::: STORED ROWS :::

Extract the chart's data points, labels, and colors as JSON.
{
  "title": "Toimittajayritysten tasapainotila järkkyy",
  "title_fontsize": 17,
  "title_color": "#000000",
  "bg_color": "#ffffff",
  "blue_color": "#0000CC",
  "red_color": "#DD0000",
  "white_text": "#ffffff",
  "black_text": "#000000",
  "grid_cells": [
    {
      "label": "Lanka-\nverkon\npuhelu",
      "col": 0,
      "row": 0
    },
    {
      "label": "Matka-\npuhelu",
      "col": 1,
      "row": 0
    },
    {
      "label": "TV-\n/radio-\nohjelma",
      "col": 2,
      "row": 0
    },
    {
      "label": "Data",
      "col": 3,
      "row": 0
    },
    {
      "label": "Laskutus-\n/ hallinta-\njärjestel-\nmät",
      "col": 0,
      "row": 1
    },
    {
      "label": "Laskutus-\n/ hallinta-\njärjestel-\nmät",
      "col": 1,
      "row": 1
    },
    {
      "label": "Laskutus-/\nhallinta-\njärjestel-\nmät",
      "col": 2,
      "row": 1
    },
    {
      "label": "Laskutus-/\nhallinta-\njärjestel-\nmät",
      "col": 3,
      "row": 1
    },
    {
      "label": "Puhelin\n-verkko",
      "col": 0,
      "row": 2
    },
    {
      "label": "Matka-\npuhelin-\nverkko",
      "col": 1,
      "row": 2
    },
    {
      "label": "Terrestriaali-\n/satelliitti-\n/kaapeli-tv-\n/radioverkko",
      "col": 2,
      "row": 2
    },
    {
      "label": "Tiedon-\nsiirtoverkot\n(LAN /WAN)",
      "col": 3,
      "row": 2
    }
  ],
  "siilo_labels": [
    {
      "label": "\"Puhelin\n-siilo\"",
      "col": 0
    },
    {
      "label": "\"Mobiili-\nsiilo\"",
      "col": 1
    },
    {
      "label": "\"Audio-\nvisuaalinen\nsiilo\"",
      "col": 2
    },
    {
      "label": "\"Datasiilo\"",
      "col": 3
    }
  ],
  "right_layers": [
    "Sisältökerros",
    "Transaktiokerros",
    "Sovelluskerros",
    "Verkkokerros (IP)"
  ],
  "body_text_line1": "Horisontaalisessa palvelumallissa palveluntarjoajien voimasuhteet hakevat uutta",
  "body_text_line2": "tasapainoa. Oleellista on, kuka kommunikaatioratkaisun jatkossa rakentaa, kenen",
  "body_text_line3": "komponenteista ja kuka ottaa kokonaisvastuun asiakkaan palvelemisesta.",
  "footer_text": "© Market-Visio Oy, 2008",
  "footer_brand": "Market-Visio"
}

:::

--- TASK INSTRUCTIONS ---
Pull out every line of the records above that contains the word "Visio".

--- PROBLEM SOLUTION ---
  "footer_text": "© Market-Visio Oy, 2008",
  "footer_brand": "Market-Visio"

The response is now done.